Locate the line that contains "OCR this image.". Print it and every subsequent line through the final line of the records, exactly and only those.

## begin Exercise materials

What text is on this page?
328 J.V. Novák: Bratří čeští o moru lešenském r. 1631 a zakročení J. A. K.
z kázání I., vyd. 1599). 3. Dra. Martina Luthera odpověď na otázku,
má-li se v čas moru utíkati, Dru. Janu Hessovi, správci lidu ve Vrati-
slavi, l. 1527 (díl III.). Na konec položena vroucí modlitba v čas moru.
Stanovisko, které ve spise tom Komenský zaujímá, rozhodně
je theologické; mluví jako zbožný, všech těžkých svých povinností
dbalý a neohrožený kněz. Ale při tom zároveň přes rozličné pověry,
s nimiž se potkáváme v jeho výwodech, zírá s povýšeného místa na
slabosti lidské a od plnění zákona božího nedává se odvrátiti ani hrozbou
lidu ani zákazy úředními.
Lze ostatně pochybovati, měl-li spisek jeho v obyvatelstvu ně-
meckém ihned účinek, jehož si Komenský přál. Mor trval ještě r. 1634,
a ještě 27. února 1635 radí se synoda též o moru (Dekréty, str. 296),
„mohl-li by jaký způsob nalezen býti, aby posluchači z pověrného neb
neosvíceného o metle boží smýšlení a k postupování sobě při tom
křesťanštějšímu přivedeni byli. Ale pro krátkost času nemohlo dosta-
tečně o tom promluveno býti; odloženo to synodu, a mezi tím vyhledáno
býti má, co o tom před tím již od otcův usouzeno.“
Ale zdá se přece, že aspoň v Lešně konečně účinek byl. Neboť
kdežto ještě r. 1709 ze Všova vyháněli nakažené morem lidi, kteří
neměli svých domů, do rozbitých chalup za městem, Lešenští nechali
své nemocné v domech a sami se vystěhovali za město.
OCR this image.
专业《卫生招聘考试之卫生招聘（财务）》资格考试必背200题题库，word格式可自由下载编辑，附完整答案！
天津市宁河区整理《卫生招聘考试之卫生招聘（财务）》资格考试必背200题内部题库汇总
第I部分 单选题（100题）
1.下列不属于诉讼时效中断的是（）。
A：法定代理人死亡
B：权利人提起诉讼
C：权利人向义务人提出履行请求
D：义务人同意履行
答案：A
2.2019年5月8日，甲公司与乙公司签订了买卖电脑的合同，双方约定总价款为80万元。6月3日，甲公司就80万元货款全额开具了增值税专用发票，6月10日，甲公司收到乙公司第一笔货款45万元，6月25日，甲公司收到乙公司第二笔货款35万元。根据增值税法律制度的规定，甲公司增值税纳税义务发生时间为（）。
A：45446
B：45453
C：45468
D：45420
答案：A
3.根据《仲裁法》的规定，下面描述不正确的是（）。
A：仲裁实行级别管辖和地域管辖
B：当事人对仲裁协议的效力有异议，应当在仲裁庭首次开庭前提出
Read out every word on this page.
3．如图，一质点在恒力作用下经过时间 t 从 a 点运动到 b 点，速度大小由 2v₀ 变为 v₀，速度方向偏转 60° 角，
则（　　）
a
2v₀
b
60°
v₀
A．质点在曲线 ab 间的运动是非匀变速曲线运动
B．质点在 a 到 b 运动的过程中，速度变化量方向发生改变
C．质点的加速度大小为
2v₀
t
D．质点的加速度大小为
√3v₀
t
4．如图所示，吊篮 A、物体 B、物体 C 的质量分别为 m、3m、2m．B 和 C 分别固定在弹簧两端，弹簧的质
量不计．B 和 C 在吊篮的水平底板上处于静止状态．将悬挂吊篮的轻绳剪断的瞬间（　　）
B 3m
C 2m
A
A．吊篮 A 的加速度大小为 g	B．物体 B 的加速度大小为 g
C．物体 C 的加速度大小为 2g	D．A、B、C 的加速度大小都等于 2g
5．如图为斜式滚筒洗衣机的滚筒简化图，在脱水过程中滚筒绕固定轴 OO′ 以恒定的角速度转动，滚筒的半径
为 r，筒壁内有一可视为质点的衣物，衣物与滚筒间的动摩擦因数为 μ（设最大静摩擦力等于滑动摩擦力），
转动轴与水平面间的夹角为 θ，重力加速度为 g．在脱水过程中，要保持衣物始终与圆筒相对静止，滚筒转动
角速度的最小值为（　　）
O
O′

## end Exercise materials

→ **Full solution**:
OCR this image.
专业《卫生招聘考试之卫生招聘（财务）》资格考试必背200题题库，word格式可自由下载编辑，附完整答案！
天津市宁河区整理《卫生招聘考试之卫生招聘（财务）》资格考试必背200题内部题库汇总
第I部分 单选题（100题）
1.下列不属于诉讼时效中断的是（）。
A：法定代理人死亡
B：权利人提起诉讼
C：权利人向义务人提出履行请求
D：义务人同意履行
答案：A
2.2019年5月8日，甲公司与乙公司签订了买卖电脑的合同，双方约定总价款为80万元。6月3日，甲公司就80万元货款全额开具了增值税专用发票，6月10日，甲公司收到乙公司第一笔货款45万元，6月25日，甲公司收到乙公司第二笔货款35万元。根据增值税法律制度的规定，甲公司增值税纳税义务发生时间为（）。
A：45446
B：45453
C：45468
D：45420
答案：A
3.根据《仲裁法》的规定，下面描述不正确的是（）。
A：仲裁实行级别管辖和地域管辖
B：当事人对仲裁协议的效力有异议，应当在仲裁庭首次开庭前提出
Read out every word on this page.
3．如图，一质点在恒力作用下经过时间 t 从 a 点运动到 b 点，速度大小由 2v₀ 变为 v₀，速度方向偏转 60° 角，
则（　　）
a
2v₀
b
60°
v₀
A．质点在曲线 ab 间的运动是非匀变速曲线运动
B．质点在 a 到 b 运动的过程中，速度变化量方向发生改变
C．质点的加速度大小为
2v₀
t
D．质点的加速度大小为
√3v₀
t
4．如图所示，吊篮 A、物体 B、物体 C 的质量分别为 m、3m、2m．B 和 C 分别固定在弹簧两端，弹簧的质
量不计．B 和 C 在吊篮的水平底板上处于静止状态．将悬挂吊篮的轻绳剪断的瞬间（　　）
B 3m
C 2m
A
A．吊篮 A 的加速度大小为 g	B．物体 B 的加速度大小为 g
C．物体 C 的加速度大小为 2g	D．A、B、C 的加速度大小都等于 2g
5．如图为斜式滚筒洗衣机的滚筒简化图，在脱水过程中滚筒绕固定轴 OO′ 以恒定的角速度转动，滚筒的半径
为 r，筒壁内有一可视为质点的衣物，衣物与滚筒间的动摩擦因数为 μ（设最大静摩擦力等于滑动摩擦力），
转动轴与水平面间的夹角为 θ，重力加速度为 g．在脱水过程中，要保持衣物始终与圆筒相对静止，滚筒转动
角速度的最小值为（　　）
O
O′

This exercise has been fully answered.